Data entries:
────────────────
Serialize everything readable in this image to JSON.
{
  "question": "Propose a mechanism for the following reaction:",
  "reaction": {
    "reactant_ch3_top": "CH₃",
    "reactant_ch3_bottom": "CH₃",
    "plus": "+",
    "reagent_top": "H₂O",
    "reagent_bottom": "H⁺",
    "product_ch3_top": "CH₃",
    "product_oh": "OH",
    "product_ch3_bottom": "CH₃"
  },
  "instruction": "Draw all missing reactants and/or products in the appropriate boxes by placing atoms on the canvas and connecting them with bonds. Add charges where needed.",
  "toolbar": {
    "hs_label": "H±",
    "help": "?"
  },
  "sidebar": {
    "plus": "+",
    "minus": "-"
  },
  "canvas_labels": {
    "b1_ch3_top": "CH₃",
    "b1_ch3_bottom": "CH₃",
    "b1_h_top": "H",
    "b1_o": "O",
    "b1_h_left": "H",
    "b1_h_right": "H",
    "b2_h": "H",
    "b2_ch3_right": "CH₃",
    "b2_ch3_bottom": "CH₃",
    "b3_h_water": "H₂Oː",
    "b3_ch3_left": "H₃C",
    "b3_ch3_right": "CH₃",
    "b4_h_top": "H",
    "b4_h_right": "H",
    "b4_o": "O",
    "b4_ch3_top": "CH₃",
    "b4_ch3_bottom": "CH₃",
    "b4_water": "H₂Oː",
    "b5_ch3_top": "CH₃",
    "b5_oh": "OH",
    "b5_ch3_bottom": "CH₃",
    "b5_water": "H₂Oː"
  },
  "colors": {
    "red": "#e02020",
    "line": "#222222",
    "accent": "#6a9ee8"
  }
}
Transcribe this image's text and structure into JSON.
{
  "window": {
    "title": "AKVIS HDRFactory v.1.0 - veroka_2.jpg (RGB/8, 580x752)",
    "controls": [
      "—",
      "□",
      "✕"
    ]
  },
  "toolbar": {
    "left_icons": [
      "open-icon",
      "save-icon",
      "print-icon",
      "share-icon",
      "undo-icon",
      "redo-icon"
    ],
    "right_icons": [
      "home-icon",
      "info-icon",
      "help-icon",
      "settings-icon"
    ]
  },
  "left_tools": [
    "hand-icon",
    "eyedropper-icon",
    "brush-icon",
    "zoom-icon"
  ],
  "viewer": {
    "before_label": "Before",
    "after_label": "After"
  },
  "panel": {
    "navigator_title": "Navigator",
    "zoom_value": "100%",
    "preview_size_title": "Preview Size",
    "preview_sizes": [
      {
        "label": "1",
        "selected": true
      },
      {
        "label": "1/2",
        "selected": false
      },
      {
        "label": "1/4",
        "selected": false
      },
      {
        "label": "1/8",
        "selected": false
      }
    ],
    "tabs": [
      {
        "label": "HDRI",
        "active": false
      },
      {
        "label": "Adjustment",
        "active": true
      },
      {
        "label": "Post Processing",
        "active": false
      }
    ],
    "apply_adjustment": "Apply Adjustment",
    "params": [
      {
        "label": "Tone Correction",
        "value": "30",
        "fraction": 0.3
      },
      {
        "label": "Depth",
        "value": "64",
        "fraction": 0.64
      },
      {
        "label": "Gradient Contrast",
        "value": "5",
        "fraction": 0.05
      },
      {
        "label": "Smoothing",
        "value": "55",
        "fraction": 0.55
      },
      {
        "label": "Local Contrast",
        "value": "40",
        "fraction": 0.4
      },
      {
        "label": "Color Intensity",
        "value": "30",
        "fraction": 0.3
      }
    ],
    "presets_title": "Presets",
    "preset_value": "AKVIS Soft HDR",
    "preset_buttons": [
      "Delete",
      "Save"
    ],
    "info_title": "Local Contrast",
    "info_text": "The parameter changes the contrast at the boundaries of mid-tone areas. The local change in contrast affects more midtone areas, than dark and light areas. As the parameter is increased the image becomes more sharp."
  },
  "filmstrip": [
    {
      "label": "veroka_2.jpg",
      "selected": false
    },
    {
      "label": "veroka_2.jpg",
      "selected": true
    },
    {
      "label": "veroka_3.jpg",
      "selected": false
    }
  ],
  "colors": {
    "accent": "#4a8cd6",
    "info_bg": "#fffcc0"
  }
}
────────────────
What to do:
Go over the data above and copy every line that has the word "this" in it.

The reply:
Serialize everything readable in this image to JSON.
Transcribe this image's text and structure into JSON.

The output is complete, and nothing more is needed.